--- Data provided ---
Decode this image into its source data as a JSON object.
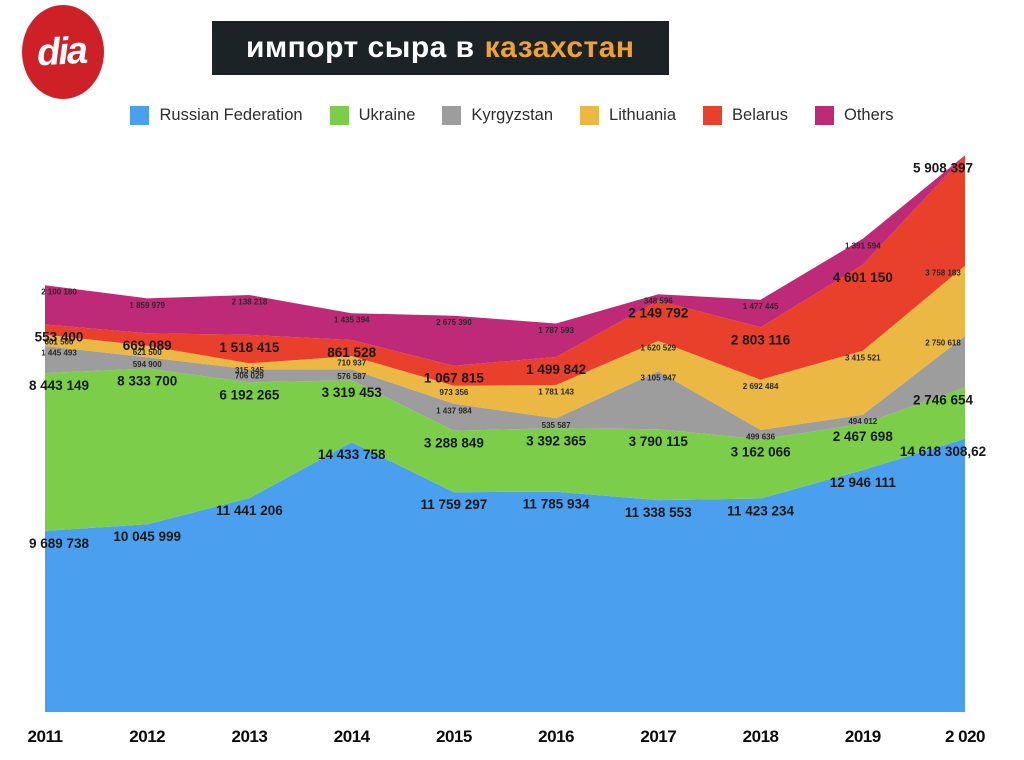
{
  "header": {
    "logo_text": "dia",
    "title_white": "импорт сыра в",
    "title_accent": "казахстан"
  },
  "legend": {
    "position": "top",
    "items": [
      {
        "label": "Russian Federation",
        "color": "#4aa0ef"
      },
      {
        "label": "Ukraine",
        "color": "#7cce4a"
      },
      {
        "label": "Kyrgyzstan",
        "color": "#9d9d9d"
      },
      {
        "label": "Lithuania",
        "color": "#ebb844"
      },
      {
        "label": "Belarus",
        "color": "#e8402b"
      },
      {
        "label": "Others",
        "color": "#be2a78"
      }
    ]
  },
  "chart_data": {
    "type": "area",
    "stacked": true,
    "title": "импорт сыра в казахстан",
    "xlabel": "",
    "ylabel": "",
    "grid": false,
    "ylim": [
      0,
      30500000
    ],
    "x_axis": [
      "2011",
      "2012",
      "2013",
      "2014",
      "2015",
      "2016",
      "2017",
      "2018",
      "2019",
      "2 020"
    ],
    "series": [
      {
        "id": "russian-federation",
        "name": "Russian Federation",
        "color": "#4aa0ef",
        "label_style": "big",
        "values": [
          9689738,
          10045999,
          11441206,
          14433758,
          11759297,
          11785934,
          11338553,
          11423234,
          12946111,
          14618308.62
        ],
        "labels": [
          "9 689 738",
          "10 045 999",
          "11 441 206",
          "14 433 758",
          "11 759 297",
          "11 785 934",
          "11 338 553",
          "11 423 234",
          "12 946 111",
          "14 618 308,62"
        ]
      },
      {
        "id": "ukraine",
        "name": "Ukraine",
        "color": "#7cce4a",
        "label_style": "big",
        "values": [
          8443149,
          8333700,
          6192265,
          3319453,
          3288849,
          3392365,
          3790115,
          3162066,
          2467698,
          2746654
        ],
        "labels": [
          "8 443 149",
          "8 333 700",
          "6 192 265",
          "3 319 453",
          "3 288 849",
          "3 392 365",
          "3 790 115",
          "3 162 066",
          "2 467 698",
          "2 746 654"
        ]
      },
      {
        "id": "kyrgyzstan",
        "name": "Kyrgyzstan",
        "color": "#9d9d9d",
        "label_style": "small",
        "values": [
          1445493,
          594900,
          706029,
          576587,
          1437984,
          535587,
          3105947,
          499636,
          494012,
          2750618
        ],
        "labels": [
          "1 445 493",
          "594 900",
          "706 029",
          "576 587",
          "1 437 984",
          "535 587",
          "3 105 947",
          "499 636",
          "494 012",
          "2 750 618"
        ]
      },
      {
        "id": "lithuania",
        "name": "Lithuania",
        "color": "#ebb844",
        "label_style": "small",
        "values": [
          601500,
          621500,
          315345,
          710937,
          973356,
          1781143,
          1620529,
          2692484,
          3415521,
          3758183
        ],
        "labels": [
          "601 500",
          "621 500",
          "315 345",
          "710 937",
          "973 356",
          "1 781 143",
          "1 620 529",
          "2 692 484",
          "3 415 521",
          "3 758 183"
        ],
        "label_colors": {
          "6": "#df9a3b",
          "9": "#f3ece4"
        }
      },
      {
        "id": "belarus",
        "name": "Belarus",
        "color": "#e8402b",
        "label_style": "big",
        "values": [
          553400,
          669089,
          1518415,
          861528,
          1067815,
          1499842,
          2149792,
          2803116,
          4601150,
          5908397
        ],
        "labels": [
          "553 400",
          "669 089",
          "1 518 415",
          "861 528",
          "1 067 815",
          "1 499 842",
          "2 149 792",
          "2 803 116",
          "4 601 150",
          "5 908 397"
        ],
        "label_sizes": {
          "0": 17
        }
      },
      {
        "id": "others",
        "name": "Others",
        "color": "#be2a78",
        "label_style": "small",
        "values": [
          2100180,
          1859979,
          2138218,
          1435394,
          2675390,
          1787593,
          348596,
          1477445,
          1391594,
          0
        ],
        "labels": [
          "2 100 180",
          "1 859 979",
          "2 138 218",
          "1 435 394",
          "2 675 390",
          "1 787 593",
          "348 596",
          "1 477 445",
          "1 391 594",
          null
        ]
      }
    ]
  }
}
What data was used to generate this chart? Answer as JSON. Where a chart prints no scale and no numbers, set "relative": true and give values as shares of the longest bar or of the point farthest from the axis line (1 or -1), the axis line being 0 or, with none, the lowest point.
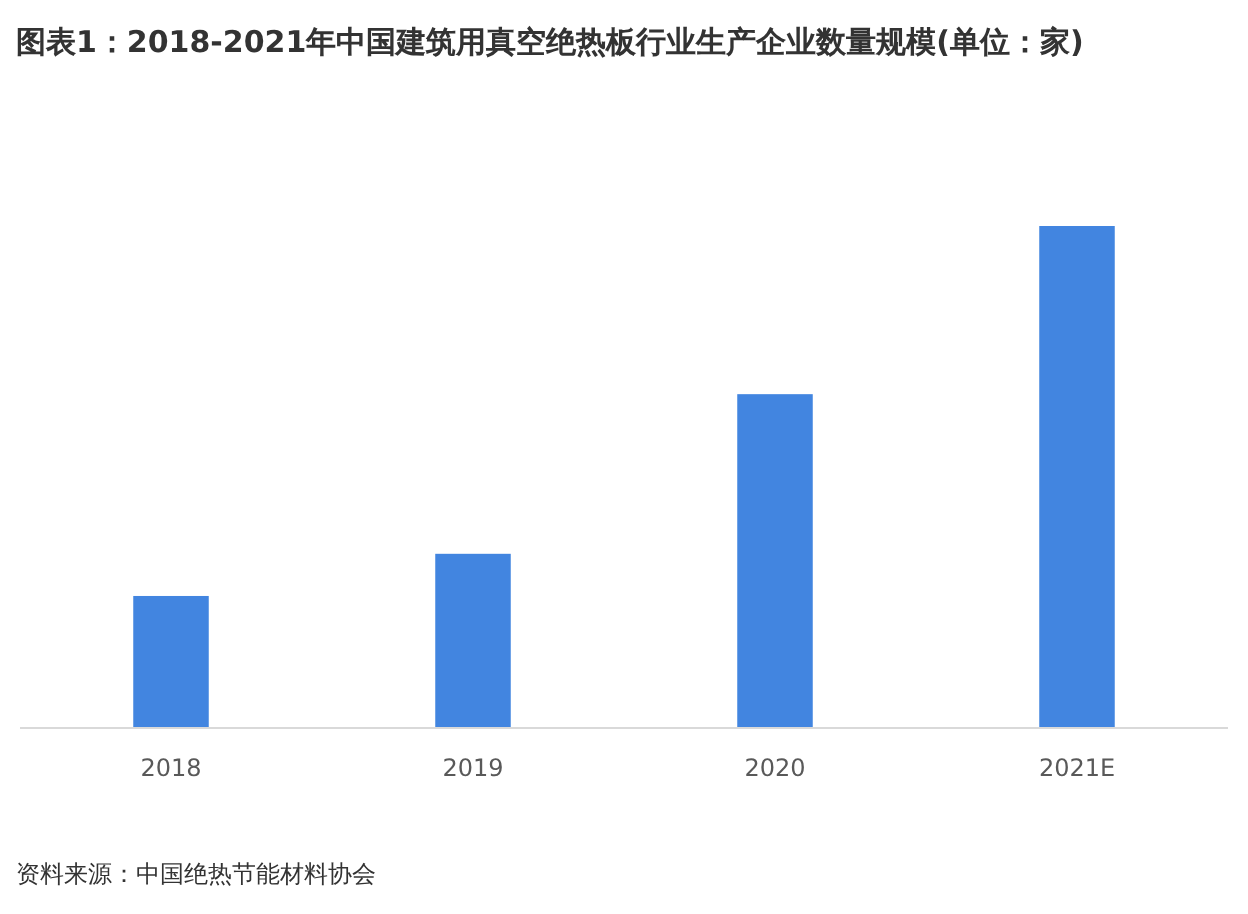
{
  "chart_data": {
    "type": "bar",
    "title": "图表1：2018-2021年中国建筑用真空绝热板行业生产企业数量规模(单位：家)",
    "categories": [
      "2018",
      "2019",
      "2020",
      "2021E"
    ],
    "values": [
      0.263,
      0.347,
      0.665,
      1
    ],
    "color": "#4285e0",
    "relative": true,
    "annotations": [
      "资料来源：中国绝热节能材料协会"
    ]
  }
}
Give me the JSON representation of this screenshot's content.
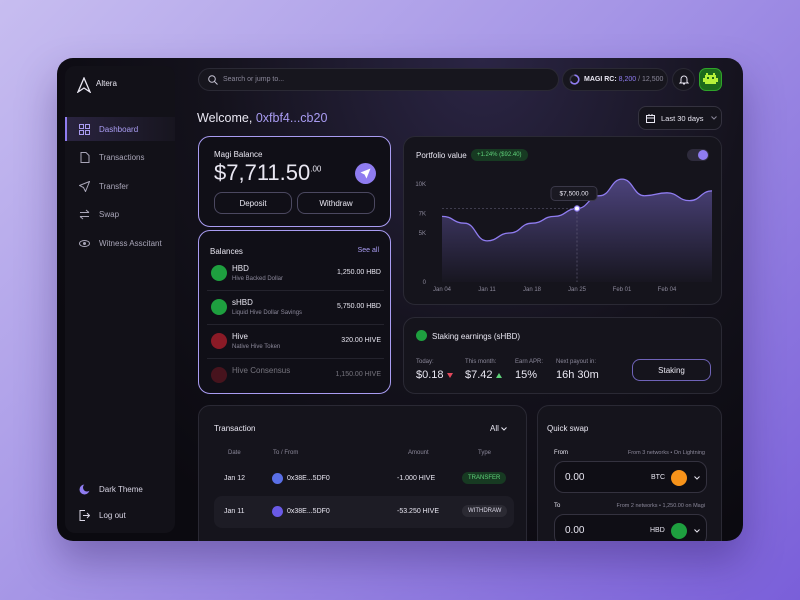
{
  "sidebar": {
    "brand": "Altera",
    "nav": [
      "Dashboard",
      "Transactions",
      "Transfer",
      "Swap",
      "Witness Asscitant"
    ],
    "theme": "Dark Theme",
    "logout": "Log out"
  },
  "topbar": {
    "search_placeholder": "Search or jump to...",
    "rc_label": "MAGI RC:",
    "rc_value": "8,200",
    "rc_max": "/ 12,500"
  },
  "welcome": {
    "text": "Welcome,",
    "account": "0xfbf4...cb20",
    "range": "Last 30 days"
  },
  "balance_card": {
    "label": "Magi Balance",
    "amount": "$7,711.50",
    "cents": ".00",
    "buttons": [
      "Deposit",
      "Withdraw"
    ]
  },
  "balances": {
    "title": "Balances",
    "see_all": "See all",
    "rows": [
      {
        "name": "HBD",
        "sub": "Hive Backed Dollar",
        "amount": "1,250.00 HBD"
      },
      {
        "name": "sHBD",
        "sub": "Liquid Hive Dollar Savings",
        "amount": "5,750.00 HBD"
      },
      {
        "name": "Hive",
        "sub": "Native Hive Token",
        "amount": "320.00 HIVE"
      },
      {
        "name": "Hive Consensus",
        "amount": "1,150.00 HIVE"
      }
    ]
  },
  "portfolio_chart": {
    "type": "area",
    "title": "Portfolio value",
    "badge": "+1.24% ($92.40)",
    "color": "#8f7cf0",
    "categories": [
      "Jan 04",
      null,
      "Jan 11",
      null,
      "Jan 18",
      null,
      "Jan 25",
      null,
      "Feb 01",
      null,
      "Feb 04",
      null,
      null
    ],
    "values": [
      6700,
      6000,
      4200,
      5000,
      6000,
      6700,
      7500,
      8800,
      10500,
      8800,
      9100,
      8300,
      9300
    ],
    "value_labels": [
      null,
      null,
      null,
      null,
      null,
      null,
      "$7,500.00",
      null,
      null,
      null,
      null,
      null,
      null
    ],
    "ylim": [
      0,
      12000
    ],
    "yticks": [
      0,
      {
        "value": 5000,
        "label": "5K"
      },
      {
        "value": 7000,
        "label": "7K"
      },
      {
        "value": 10000,
        "label": "10K"
      }
    ],
    "grid": false
  },
  "staking": {
    "title": "Staking earnings (sHBD)",
    "stats": [
      {
        "label": "Today:",
        "value": "$0.18"
      },
      {
        "label": "This month:",
        "value": "$7.42"
      },
      {
        "label": "Earn APR:",
        "value": "15%"
      },
      {
        "label": "Next payout in:",
        "value": "16h 30m"
      }
    ],
    "button": "Staking"
  },
  "transactions": {
    "title": "Transaction",
    "filter": "All",
    "columns": [
      "Date",
      "To / From",
      "Amount",
      "Type"
    ],
    "rows": [
      [
        "Jan 12",
        "0x38E...5DF0",
        "-1.000 HIVE",
        "TRANSFER"
      ],
      [
        "Jan 11",
        "0x38E...5DF0",
        "-53.250 HIVE",
        "WITHDRAW"
      ]
    ]
  },
  "quick_swap": {
    "title": "Quick swap",
    "from_label": "From",
    "from_note": "From 3 networks • On Lightning",
    "from_amount": "0.00",
    "from_token": "BTC",
    "to_label": "To",
    "to_note": "From 2 networks • 1,250.00 on Magi",
    "to_amount": "0.00",
    "to_token": "HBD"
  }
}
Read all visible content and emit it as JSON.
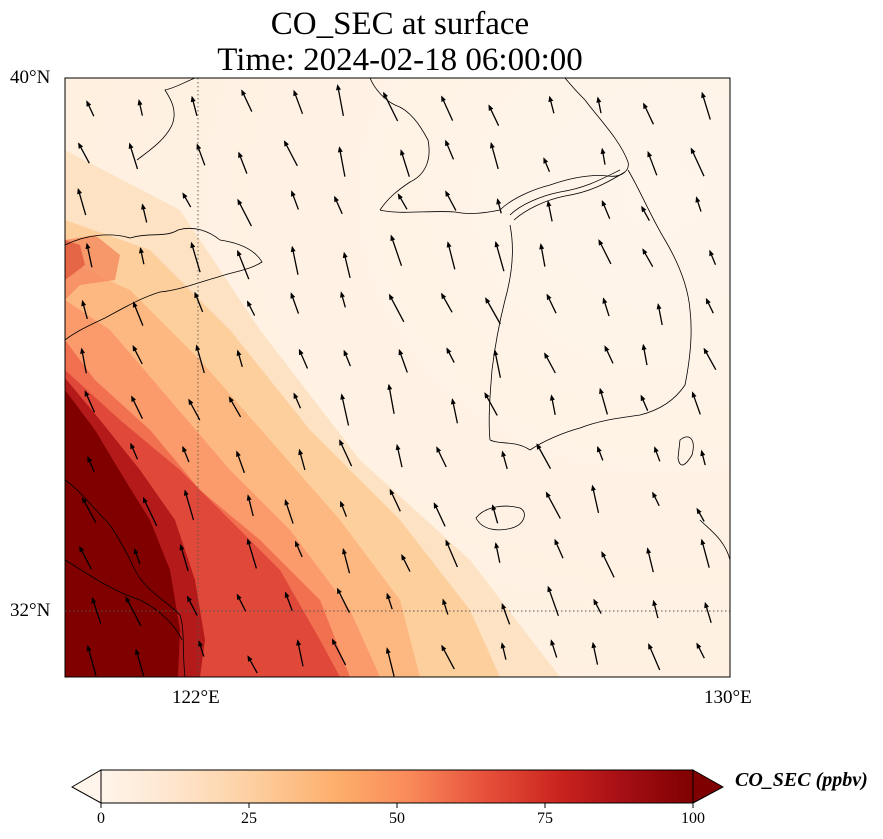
---
* [What you are asked to do]:
Looking at the records above, say how many lines hold the string "казахстан". Write nothing but the number.

* [Expected output]:
2